(What the exercise asks) Select the lines below containing the word "assets".

<<<<

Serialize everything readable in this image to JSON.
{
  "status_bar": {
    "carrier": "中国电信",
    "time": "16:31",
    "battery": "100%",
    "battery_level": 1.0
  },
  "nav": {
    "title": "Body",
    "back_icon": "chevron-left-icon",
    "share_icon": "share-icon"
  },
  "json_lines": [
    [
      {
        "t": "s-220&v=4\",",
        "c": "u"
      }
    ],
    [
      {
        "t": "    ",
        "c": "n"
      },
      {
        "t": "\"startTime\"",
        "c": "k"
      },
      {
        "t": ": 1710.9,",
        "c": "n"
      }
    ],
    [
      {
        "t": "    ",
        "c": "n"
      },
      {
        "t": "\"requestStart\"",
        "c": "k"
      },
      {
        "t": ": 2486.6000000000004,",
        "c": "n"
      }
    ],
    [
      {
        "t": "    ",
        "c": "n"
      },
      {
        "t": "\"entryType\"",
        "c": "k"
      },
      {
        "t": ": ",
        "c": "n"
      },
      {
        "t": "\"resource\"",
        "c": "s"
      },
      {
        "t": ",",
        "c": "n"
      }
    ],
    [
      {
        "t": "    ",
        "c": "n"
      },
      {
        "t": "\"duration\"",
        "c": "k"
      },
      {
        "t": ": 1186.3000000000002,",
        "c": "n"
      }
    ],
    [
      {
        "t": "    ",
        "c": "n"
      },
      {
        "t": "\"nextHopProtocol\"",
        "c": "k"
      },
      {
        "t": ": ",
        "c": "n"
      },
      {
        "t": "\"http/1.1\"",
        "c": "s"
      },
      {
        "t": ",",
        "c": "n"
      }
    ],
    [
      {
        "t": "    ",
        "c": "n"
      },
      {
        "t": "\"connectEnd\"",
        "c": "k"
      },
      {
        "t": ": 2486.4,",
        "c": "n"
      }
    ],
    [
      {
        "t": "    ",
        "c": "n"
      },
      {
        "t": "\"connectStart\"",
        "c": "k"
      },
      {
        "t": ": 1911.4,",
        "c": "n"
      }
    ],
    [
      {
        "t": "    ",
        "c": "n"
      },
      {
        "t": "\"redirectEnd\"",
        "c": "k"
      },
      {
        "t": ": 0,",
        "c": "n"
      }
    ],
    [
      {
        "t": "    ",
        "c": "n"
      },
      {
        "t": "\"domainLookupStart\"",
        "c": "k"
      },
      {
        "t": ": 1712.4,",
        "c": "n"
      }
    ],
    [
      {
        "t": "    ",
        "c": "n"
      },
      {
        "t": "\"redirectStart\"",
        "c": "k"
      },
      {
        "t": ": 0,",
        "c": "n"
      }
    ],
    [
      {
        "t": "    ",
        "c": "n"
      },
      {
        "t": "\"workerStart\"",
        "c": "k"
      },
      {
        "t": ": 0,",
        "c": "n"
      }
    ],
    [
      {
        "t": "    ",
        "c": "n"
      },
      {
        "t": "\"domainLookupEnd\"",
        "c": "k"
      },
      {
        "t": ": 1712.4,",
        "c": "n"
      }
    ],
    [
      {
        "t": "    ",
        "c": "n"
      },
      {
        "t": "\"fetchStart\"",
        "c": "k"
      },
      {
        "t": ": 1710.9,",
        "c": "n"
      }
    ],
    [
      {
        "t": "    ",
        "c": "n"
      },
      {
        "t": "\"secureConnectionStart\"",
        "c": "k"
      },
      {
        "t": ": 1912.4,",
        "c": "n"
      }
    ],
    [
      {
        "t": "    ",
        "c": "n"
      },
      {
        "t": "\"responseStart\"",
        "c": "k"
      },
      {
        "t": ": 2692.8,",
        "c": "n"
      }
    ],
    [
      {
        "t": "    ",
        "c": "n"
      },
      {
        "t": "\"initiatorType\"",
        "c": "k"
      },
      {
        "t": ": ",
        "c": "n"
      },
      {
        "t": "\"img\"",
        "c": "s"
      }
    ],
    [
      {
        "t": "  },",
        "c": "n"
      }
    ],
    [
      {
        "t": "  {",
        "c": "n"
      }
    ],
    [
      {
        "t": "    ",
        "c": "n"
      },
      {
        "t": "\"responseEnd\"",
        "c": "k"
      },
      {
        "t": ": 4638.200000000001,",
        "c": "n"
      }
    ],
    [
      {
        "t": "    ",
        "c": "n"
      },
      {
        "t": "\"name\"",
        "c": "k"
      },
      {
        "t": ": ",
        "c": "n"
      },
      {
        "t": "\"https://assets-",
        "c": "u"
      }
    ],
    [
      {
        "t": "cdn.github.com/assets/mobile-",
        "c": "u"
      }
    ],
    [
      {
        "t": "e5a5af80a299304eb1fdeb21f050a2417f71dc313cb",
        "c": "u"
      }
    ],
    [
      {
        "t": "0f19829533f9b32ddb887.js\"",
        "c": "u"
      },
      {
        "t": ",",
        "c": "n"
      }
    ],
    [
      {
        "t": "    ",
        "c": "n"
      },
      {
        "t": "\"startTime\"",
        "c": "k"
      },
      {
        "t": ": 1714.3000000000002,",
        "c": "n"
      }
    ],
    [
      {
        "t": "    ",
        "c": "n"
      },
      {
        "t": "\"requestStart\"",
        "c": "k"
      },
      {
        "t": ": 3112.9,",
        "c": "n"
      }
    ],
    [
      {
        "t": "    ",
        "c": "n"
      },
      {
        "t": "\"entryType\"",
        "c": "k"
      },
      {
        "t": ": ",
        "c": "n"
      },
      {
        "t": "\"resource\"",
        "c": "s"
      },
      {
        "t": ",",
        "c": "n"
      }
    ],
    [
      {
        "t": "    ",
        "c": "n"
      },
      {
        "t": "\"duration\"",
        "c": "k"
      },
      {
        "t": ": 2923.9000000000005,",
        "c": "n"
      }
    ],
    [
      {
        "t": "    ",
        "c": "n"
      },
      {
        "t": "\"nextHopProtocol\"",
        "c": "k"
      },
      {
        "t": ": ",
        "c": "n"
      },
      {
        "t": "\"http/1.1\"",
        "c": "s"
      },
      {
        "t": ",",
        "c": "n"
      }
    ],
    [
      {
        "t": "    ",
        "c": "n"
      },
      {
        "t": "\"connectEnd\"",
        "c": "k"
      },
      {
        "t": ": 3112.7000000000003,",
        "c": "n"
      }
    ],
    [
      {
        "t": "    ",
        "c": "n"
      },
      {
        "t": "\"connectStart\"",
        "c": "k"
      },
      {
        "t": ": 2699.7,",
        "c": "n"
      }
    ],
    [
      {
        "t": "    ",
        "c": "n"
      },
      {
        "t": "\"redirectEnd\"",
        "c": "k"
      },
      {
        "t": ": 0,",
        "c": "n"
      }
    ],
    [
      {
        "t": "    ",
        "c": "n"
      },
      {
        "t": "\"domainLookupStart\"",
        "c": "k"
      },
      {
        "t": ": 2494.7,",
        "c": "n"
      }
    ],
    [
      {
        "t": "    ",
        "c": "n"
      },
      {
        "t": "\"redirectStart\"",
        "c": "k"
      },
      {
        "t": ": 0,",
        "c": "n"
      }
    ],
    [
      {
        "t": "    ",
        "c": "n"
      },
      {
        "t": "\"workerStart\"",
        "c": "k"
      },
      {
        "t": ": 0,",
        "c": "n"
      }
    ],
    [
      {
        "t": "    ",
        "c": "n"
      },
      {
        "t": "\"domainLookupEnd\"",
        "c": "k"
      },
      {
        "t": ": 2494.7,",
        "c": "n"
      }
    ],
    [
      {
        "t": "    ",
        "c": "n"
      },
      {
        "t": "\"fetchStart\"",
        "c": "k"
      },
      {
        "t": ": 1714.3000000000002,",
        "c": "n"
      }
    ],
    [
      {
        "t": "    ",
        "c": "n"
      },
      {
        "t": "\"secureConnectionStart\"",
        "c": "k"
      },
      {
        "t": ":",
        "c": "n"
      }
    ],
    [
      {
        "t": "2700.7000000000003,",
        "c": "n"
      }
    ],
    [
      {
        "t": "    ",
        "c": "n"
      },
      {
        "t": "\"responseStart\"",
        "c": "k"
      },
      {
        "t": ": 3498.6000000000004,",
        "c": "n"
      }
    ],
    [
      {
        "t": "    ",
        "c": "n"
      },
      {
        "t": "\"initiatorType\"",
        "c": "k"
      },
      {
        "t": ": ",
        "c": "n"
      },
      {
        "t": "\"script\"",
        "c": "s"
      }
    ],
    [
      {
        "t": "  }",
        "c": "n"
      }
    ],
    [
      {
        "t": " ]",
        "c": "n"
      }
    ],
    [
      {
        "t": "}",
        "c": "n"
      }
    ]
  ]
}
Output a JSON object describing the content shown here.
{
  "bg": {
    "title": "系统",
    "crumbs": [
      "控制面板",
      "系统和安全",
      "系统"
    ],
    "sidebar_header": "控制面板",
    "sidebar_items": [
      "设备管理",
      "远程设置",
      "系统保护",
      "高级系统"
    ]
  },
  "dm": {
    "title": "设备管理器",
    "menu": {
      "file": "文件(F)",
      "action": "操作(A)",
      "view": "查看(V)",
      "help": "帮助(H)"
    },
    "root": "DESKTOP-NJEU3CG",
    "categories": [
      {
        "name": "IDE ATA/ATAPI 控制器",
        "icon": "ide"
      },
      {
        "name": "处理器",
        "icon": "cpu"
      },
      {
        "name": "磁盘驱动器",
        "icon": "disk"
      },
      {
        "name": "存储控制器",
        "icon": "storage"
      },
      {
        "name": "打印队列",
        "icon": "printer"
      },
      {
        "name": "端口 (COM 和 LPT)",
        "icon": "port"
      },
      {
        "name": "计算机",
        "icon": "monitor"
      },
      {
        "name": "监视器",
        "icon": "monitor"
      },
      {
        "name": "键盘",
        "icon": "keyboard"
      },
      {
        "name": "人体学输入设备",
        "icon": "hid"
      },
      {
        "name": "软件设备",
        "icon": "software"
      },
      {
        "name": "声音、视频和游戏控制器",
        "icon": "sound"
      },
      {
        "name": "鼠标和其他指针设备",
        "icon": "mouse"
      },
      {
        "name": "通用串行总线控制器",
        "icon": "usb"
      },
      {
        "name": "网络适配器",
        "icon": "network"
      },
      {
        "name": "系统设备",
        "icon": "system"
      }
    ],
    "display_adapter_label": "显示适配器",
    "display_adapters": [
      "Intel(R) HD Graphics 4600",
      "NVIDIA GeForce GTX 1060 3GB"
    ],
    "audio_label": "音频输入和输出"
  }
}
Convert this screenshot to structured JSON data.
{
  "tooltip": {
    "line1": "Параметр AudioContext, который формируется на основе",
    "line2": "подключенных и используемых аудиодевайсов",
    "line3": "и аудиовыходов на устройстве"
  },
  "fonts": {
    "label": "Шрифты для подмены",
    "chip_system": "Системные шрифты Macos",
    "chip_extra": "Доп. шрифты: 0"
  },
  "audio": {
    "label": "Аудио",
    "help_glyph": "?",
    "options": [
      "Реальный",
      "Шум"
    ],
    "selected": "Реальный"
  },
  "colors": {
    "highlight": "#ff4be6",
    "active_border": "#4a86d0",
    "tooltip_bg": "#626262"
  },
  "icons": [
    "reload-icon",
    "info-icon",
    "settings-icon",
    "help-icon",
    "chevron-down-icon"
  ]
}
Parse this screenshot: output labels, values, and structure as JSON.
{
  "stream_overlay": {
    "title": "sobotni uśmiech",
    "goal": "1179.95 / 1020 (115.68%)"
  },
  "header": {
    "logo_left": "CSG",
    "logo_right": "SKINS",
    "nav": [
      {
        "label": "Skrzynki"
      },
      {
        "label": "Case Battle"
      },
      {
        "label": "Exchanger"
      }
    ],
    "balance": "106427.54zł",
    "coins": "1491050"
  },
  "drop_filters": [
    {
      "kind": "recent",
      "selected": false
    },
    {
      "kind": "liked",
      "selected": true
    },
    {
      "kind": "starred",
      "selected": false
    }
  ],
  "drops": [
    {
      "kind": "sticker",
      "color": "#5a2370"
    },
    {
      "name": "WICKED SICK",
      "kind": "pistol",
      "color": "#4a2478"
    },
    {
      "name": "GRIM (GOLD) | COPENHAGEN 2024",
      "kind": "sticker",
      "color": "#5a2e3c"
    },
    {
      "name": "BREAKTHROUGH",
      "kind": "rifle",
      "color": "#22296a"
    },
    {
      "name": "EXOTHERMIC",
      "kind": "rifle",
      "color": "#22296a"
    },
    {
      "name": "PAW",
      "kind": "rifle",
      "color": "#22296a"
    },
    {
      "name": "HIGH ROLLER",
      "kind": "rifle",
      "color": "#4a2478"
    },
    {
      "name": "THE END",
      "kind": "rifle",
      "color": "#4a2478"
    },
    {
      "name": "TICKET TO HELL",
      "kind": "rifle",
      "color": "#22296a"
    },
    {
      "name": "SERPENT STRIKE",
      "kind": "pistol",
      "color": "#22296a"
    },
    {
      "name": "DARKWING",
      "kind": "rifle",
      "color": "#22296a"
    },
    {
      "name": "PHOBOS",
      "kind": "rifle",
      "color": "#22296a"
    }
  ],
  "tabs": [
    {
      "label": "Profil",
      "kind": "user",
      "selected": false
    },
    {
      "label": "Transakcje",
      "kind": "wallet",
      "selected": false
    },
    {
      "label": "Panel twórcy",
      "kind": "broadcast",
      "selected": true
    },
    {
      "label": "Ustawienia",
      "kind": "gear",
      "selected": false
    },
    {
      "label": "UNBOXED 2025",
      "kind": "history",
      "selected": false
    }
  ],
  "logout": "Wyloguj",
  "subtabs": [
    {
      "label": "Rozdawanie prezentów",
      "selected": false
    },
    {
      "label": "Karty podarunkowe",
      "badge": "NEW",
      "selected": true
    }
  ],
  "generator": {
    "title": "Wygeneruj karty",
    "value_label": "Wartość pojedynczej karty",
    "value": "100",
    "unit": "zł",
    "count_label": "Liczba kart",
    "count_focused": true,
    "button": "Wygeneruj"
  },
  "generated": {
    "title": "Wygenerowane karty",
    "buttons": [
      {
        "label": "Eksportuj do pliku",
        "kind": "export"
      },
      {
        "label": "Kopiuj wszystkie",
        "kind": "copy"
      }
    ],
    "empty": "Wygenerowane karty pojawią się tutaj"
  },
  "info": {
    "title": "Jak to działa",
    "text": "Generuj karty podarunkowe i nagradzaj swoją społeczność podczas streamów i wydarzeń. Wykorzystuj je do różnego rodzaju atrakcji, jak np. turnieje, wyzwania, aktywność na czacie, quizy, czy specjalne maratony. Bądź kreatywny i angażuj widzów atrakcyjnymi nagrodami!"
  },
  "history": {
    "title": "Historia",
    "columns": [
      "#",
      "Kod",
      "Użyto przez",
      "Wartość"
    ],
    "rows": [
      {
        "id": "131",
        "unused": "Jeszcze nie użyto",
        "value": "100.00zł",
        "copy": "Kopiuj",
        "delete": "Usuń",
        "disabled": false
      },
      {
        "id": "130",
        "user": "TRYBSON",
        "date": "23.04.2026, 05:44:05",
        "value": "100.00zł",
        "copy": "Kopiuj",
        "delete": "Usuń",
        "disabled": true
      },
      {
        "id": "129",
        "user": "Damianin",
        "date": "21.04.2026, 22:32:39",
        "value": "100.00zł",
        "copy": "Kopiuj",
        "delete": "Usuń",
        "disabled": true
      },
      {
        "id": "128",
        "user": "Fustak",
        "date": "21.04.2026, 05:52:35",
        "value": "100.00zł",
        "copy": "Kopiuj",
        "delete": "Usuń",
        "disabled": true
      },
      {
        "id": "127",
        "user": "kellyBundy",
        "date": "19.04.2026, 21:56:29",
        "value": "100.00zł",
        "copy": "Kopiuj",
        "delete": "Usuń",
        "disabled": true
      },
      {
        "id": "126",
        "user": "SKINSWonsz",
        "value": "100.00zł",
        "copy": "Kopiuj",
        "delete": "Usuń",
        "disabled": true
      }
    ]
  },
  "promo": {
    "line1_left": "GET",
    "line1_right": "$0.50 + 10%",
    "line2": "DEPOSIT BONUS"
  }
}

>>>>

(Right answer)
        "t": "\"https://assets-",
        "t": "cdn.github.com/assets/mobile-",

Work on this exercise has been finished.